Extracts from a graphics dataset
==================================================
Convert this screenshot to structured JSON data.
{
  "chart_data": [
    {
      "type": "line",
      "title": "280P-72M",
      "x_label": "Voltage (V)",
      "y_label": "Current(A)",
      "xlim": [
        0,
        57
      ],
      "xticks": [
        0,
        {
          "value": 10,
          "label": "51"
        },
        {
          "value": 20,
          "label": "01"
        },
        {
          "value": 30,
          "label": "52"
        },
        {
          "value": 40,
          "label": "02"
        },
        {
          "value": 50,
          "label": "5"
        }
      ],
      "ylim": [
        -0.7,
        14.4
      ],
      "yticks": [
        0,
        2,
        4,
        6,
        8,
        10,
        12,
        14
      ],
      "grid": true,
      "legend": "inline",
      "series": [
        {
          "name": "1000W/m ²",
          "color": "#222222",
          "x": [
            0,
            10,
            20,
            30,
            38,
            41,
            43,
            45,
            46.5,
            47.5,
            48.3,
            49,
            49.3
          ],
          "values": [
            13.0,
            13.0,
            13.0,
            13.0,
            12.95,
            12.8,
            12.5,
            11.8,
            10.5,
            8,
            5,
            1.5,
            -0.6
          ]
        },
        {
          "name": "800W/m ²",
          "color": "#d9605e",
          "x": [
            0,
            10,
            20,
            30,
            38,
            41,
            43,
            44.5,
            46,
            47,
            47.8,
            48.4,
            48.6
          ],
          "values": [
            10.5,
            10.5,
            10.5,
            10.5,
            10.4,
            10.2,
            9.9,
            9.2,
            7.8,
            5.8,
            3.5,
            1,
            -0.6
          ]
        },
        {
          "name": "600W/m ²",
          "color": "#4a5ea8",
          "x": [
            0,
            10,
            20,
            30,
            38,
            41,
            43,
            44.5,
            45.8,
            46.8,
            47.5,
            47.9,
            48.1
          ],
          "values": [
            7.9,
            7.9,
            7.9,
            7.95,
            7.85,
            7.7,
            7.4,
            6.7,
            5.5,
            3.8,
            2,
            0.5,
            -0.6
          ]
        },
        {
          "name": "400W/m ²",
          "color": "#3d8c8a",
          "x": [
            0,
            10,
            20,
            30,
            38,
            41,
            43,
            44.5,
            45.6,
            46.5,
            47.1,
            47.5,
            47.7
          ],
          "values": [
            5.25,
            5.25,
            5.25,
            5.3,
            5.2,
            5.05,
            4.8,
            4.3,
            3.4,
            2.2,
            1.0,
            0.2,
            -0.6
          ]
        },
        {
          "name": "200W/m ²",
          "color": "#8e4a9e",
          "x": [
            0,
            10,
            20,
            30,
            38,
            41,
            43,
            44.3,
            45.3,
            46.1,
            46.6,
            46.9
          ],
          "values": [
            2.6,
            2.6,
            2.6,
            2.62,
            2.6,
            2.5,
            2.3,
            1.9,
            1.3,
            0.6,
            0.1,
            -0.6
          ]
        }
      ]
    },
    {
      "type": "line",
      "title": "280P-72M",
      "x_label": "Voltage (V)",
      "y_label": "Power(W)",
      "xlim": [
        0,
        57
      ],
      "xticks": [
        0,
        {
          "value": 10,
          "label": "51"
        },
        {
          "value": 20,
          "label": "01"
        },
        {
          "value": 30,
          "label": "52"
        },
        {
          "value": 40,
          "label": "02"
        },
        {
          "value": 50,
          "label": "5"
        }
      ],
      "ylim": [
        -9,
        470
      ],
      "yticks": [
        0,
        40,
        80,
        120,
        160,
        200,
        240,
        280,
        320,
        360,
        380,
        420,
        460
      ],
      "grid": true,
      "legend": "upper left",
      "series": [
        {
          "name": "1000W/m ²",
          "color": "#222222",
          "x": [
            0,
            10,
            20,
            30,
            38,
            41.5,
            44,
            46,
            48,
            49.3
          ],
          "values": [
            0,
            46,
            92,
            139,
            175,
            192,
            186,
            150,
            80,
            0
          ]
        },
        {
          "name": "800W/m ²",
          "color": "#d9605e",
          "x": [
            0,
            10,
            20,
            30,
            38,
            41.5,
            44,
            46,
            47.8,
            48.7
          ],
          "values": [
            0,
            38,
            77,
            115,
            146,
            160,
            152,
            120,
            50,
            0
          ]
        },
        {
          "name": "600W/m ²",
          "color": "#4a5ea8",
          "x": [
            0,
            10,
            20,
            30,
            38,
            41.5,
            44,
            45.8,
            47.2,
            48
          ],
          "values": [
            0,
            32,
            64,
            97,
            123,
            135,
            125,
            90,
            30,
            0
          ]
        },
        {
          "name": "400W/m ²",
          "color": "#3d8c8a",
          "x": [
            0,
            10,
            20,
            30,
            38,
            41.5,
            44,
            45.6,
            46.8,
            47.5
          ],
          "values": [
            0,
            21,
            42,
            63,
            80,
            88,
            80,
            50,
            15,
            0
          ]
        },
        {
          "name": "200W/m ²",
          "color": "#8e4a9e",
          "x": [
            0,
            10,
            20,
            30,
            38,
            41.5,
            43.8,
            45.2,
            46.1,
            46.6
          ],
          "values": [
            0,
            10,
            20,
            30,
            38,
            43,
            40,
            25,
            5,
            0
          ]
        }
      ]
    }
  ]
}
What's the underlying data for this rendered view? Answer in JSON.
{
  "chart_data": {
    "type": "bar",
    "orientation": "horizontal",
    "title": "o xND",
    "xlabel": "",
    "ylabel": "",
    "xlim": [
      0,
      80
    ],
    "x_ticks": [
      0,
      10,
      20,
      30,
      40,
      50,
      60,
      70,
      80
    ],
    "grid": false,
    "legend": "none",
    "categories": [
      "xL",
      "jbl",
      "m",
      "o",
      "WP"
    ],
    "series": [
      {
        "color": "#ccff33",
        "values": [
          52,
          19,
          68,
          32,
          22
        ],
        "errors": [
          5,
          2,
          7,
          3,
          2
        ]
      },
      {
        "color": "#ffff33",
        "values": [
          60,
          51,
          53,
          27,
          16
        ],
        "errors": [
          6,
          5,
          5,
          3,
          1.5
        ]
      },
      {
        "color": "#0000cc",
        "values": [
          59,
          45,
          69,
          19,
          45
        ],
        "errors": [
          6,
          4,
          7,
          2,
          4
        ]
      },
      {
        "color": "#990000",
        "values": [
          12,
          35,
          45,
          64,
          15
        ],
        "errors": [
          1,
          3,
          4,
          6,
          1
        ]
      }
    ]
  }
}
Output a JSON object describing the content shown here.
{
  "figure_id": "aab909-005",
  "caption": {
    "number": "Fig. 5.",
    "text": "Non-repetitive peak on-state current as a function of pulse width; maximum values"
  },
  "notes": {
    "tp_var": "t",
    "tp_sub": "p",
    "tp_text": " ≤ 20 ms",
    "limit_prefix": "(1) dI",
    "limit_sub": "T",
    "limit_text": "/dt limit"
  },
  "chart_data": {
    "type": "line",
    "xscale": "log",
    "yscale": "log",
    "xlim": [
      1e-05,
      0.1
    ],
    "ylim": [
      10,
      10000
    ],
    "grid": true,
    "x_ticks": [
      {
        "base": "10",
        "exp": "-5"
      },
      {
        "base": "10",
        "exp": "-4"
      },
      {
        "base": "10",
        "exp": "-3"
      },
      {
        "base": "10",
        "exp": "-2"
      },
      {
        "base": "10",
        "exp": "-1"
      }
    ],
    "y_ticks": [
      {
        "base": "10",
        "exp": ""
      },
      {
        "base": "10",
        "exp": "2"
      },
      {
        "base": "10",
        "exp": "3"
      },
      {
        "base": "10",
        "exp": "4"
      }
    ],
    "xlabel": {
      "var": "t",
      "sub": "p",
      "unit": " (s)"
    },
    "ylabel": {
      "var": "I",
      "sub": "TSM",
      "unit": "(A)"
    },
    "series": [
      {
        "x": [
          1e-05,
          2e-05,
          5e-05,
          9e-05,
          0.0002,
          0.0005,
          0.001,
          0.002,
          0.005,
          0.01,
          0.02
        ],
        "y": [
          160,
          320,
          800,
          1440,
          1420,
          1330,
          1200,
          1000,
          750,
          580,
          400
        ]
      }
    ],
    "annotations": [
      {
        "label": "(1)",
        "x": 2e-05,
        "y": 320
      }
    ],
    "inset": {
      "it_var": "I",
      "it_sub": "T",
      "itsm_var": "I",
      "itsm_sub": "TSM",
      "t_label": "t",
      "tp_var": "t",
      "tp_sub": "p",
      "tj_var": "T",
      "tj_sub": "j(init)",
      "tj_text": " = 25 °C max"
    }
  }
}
==================================================
■ Exercise instructions: Extract from the material all lines containing the string "JSON".

■ Solution to this exercise:
Convert this screenshot to structured JSON data.
What's the underlying data for this rendered view? Answer in JSON.
Output a JSON object describing the content shown here.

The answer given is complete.